Data listing:
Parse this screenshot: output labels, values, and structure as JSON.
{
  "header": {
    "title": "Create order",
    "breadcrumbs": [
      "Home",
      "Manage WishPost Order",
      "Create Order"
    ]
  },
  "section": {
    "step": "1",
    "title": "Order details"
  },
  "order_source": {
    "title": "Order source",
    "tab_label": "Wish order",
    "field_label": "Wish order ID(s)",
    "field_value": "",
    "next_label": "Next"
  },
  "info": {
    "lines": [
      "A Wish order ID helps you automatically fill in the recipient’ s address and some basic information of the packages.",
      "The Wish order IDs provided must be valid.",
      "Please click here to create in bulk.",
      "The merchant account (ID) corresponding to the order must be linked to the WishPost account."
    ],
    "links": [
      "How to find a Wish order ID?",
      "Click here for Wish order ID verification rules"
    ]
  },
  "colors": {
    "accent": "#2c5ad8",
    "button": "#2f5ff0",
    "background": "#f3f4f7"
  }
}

Aim of the exercise: Pick out the lines that include the word "here" and write them out.

Exercise answer:
      "Please click here to create in bulk.",
      "Click here for Wish order ID verification rules"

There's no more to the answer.